• [PROBLEM]:
Reproduce the listing below verbatim.

Entries from a dataset
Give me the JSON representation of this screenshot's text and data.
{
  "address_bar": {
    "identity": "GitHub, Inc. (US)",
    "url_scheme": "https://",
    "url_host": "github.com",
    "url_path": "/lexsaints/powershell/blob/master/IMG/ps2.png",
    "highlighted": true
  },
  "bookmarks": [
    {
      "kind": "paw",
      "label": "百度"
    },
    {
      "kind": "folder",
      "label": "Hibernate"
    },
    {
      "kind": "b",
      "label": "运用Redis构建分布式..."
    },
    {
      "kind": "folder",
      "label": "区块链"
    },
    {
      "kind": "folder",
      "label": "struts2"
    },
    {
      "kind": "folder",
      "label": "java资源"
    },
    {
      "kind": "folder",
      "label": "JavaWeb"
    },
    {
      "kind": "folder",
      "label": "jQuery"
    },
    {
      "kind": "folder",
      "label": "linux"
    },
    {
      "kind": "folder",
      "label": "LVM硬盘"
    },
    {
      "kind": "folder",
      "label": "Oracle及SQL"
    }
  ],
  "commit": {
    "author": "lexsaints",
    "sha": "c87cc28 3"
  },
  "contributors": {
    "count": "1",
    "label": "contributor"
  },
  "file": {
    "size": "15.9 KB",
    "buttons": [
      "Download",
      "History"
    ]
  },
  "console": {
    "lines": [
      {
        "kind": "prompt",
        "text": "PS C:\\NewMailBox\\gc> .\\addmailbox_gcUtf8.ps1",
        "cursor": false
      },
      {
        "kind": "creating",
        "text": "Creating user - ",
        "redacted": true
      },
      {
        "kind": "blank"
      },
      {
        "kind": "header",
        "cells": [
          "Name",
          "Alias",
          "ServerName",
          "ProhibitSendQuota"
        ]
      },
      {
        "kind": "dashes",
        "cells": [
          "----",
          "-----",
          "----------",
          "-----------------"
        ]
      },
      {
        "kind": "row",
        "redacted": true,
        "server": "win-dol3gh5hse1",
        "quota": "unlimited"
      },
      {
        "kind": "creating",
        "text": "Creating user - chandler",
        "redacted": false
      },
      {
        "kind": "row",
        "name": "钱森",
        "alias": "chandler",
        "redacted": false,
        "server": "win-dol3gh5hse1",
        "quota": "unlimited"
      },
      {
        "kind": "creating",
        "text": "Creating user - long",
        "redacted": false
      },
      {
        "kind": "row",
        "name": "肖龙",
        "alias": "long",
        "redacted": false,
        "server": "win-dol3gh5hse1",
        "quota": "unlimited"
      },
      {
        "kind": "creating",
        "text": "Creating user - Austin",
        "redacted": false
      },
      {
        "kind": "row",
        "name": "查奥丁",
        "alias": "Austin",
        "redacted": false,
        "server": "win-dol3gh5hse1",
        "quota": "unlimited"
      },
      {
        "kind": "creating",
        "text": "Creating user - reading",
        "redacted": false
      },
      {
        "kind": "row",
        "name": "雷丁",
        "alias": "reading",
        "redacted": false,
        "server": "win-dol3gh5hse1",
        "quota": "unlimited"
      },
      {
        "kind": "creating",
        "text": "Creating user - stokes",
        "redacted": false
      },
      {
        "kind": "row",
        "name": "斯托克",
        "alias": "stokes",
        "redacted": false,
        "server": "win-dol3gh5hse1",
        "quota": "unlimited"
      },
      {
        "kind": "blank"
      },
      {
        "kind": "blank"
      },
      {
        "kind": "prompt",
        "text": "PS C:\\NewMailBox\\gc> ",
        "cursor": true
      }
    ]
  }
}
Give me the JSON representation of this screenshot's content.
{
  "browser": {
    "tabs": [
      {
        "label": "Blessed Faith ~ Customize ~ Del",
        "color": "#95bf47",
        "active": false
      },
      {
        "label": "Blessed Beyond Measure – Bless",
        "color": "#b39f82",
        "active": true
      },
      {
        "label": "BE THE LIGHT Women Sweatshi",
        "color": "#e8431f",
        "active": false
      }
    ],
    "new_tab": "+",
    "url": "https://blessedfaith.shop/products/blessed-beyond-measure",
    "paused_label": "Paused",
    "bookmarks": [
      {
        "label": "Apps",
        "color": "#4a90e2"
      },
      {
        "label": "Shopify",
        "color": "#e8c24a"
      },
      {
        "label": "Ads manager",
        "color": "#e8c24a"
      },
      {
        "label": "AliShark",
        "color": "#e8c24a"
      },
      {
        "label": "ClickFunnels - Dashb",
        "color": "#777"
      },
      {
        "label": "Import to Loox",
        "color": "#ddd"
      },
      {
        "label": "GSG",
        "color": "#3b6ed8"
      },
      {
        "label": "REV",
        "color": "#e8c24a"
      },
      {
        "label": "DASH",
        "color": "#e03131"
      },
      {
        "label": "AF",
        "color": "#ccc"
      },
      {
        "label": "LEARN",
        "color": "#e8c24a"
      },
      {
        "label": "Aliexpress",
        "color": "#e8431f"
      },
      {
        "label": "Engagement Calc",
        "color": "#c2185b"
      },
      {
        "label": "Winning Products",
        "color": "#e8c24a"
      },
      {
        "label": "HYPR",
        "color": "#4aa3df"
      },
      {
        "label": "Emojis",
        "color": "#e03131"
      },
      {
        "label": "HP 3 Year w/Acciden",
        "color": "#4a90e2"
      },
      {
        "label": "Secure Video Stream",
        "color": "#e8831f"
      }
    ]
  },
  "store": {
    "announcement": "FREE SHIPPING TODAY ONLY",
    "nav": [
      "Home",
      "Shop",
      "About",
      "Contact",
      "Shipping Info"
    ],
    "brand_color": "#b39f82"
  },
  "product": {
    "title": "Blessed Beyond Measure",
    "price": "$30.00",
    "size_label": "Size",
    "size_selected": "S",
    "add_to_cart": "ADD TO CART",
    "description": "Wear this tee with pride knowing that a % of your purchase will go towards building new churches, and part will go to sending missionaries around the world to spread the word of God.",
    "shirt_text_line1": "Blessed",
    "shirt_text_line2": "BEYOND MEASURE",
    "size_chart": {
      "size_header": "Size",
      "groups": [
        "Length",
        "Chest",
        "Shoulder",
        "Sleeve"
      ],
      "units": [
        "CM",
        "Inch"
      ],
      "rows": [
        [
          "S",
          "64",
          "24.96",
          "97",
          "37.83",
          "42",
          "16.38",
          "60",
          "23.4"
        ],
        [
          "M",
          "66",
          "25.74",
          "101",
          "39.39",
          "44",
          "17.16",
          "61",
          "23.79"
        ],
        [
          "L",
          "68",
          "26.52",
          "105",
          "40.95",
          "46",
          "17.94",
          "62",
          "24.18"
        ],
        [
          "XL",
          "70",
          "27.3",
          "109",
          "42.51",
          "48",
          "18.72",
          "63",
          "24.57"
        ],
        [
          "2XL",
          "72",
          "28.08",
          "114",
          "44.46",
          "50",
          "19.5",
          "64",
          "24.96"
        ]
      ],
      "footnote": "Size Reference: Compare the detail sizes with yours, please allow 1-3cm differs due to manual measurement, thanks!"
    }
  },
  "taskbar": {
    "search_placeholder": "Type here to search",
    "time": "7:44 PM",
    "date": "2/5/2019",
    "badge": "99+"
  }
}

• [TASK SOLUTION]:
Give me the JSON representation of this screenshot's text and data.
{
  "address_bar": {
    "identity": "GitHub, Inc. (US)",
    "url_scheme": "https://",
    "url_host": "github.com",
    "url_path": "/lexsaints/powershell/blob/master/IMG/ps2.png",
    "highlighted": true
  },
  "bookmarks": [
    {
      "kind": "paw",
      "label": "百度"
    },
    {
      "kind": "folder",
      "label": "Hibernate"
    },
    {
      "kind": "b",
      "label": "运用Redis构建分布式..."
    },
    {
      "kind": "folder",
      "label": "区块链"
    },
    {
      "kind": "folder",
      "label": "struts2"
    },
    {
      "kind": "folder",
      "label": "java资源"
    },
    {
      "kind": "folder",
      "label": "JavaWeb"
    },
    {
      "kind": "folder",
      "label": "jQuery"
    },
    {
      "kind": "folder",
      "label": "linux"
    },
    {
      "kind": "folder",
      "label": "LVM硬盘"
    },
    {
      "kind": "folder",
      "label": "Oracle及SQL"
    }
  ],
  "commit": {
    "author": "lexsaints",
    "sha": "c87cc28 3"
  },
  "contributors": {
    "count": "1",
    "label": "contributor"
  },
  "file": {
    "size": "15.9 KB",
    "buttons": [
      "Download",
      "History"
    ]
  },
  "console": {
    "lines": [
      {
        "kind": "prompt",
        "text": "PS C:\\NewMailBox\\gc> .\\addmailbox_gcUtf8.ps1",
        "cursor": false
      },
      {
        "kind": "creating",
        "text": "Creating user - ",
        "redacted": true
      },
      {
        "kind": "blank"
      },
      {
        "kind": "header",
        "cells": [
          "Name",
          "Alias",
          "ServerName",
          "ProhibitSendQuota"
        ]
      },
      {
        "kind": "dashes",
        "cells": [
          "----",
          "-----",
          "----------",
          "-----------------"
        ]
      },
      {
        "kind": "row",
        "redacted": true,
        "server": "win-dol3gh5hse1",
        "quota": "unlimited"
      },
      {
        "kind": "creating",
        "text": "Creating user - chandler",
        "redacted": false
      },
      {
        "kind": "row",
        "name": "钱森",
        "alias": "chandler",
        "redacted": false,
        "server": "win-dol3gh5hse1",
        "quota": "unlimited"
      },
      {
        "kind": "creating",
        "text": "Creating user - long",
        "redacted": false
      },
      {
        "kind": "row",
        "name": "肖龙",
        "alias": "long",
        "redacted": false,
        "server": "win-dol3gh5hse1",
        "quota": "unlimited"
      },
      {
        "kind": "creating",
        "text": "Creating user - Austin",
        "redacted": false
      },
      {
        "kind": "row",
        "name": "查奥丁",
        "alias": "Austin",
        "redacted": false,
        "server": "win-dol3gh5hse1",
        "quota": "unlimited"
      },
      {
        "kind": "creating",
        "text": "Creating user - reading",
        "redacted": false
      },
      {
        "kind": "row",
        "name": "雷丁",
        "alias": "reading",
        "redacted": false,
        "server": "win-dol3gh5hse1",
        "quota": "unlimited"
      },
      {
        "kind": "creating",
        "text": "Creating user - stokes",
        "redacted": false
      },
      {
        "kind": "row",
        "name": "斯托克",
        "alias": "stokes",
        "redacted": false,
        "server": "win-dol3gh5hse1",
        "quota": "unlimited"
      },
      {
        "kind": "blank"
      },
      {
        "kind": "blank"
      },
      {
        "kind": "prompt",
        "text": "PS C:\\NewMailBox\\gc> ",
        "cursor": true
      }
    ]
  }
}
Give me the JSON representation of this screenshot's content.
{
  "browser": {
    "tabs": [
      {
        "label": "Blessed Faith ~ Customize ~ Del",
        "color": "#95bf47",
        "active": false
      },
      {
        "label": "Blessed Beyond Measure – Bless",
        "color": "#b39f82",
        "active": true
      },
      {
        "label": "BE THE LIGHT Women Sweatshi",
        "color": "#e8431f",
        "active": false
      }
    ],
    "new_tab": "+",
    "url": "https://blessedfaith.shop/products/blessed-beyond-measure",
    "paused_label": "Paused",
    "bookmarks": [
      {
        "label": "Apps",
        "color": "#4a90e2"
      },
      {
        "label": "Shopify",
        "color": "#e8c24a"
      },
      {
        "label": "Ads manager",
        "color": "#e8c24a"
      },
      {
        "label": "AliShark",
        "color": "#e8c24a"
      },
      {
        "label": "ClickFunnels - Dashb",
        "color": "#777"
      },
      {
        "label": "Import to Loox",
        "color": "#ddd"
      },
      {
        "label": "GSG",
        "color": "#3b6ed8"
      },
      {
        "label": "REV",
        "color": "#e8c24a"
      },
      {
        "label": "DASH",
        "color": "#e03131"
      },
      {
        "label": "AF",
        "color": "#ccc"
      },
      {
        "label": "LEARN",
        "color": "#e8c24a"
      },
      {
        "label": "Aliexpress",
        "color": "#e8431f"
      },
      {
        "label": "Engagement Calc",
        "color": "#c2185b"
      },
      {
        "label": "Winning Products",
        "color": "#e8c24a"
      },
      {
        "label": "HYPR",
        "color": "#4aa3df"
      },
      {
        "label": "Emojis",
        "color": "#e03131"
      },
      {
        "label": "HP 3 Year w/Acciden",
        "color": "#4a90e2"
      },
      {
        "label": "Secure Video Stream",
        "color": "#e8831f"
      }
    ]
  },
  "store": {
    "announcement": "FREE SHIPPING TODAY ONLY",
    "nav": [
      "Home",
      "Shop",
      "About",
      "Contact",
      "Shipping Info"
    ],
    "brand_color": "#b39f82"
  },
  "product": {
    "title": "Blessed Beyond Measure",
    "price": "$30.00",
    "size_label": "Size",
    "size_selected": "S",
    "add_to_cart": "ADD TO CART",
    "description": "Wear this tee with pride knowing that a % of your purchase will go towards building new churches, and part will go to sending missionaries around the world to spread the word of God.",
    "shirt_text_line1": "Blessed",
    "shirt_text_line2": "BEYOND MEASURE",
    "size_chart": {
      "size_header": "Size",
      "groups": [
        "Length",
        "Chest",
        "Shoulder",
        "Sleeve"
      ],
      "units": [
        "CM",
        "Inch"
      ],
      "rows": [
        [
          "S",
          "64",
          "24.96",
          "97",
          "37.83",
          "42",
          "16.38",
          "60",
          "23.4"
        ],
        [
          "M",
          "66",
          "25.74",
          "101",
          "39.39",
          "44",
          "17.16",
          "61",
          "23.79"
        ],
        [
          "L",
          "68",
          "26.52",
          "105",
          "40.95",
          "46",
          "17.94",
          "62",
          "24.18"
        ],
        [
          "XL",
          "70",
          "27.3",
          "109",
          "42.51",
          "48",
          "18.72",
          "63",
          "24.57"
        ],
        [
          "2XL",
          "72",
          "28.08",
          "114",
          "44.46",
          "50",
          "19.5",
          "64",
          "24.96"
        ]
      ],
      "footnote": "Size Reference: Compare the detail sizes with yours, please allow 1-3cm differs due to manual measurement, thanks!"
    }
  },
  "taskbar": {
    "search_placeholder": "Type here to search",
    "time": "7:44 PM",
    "date": "2/5/2019",
    "badge": "99+"
  }
}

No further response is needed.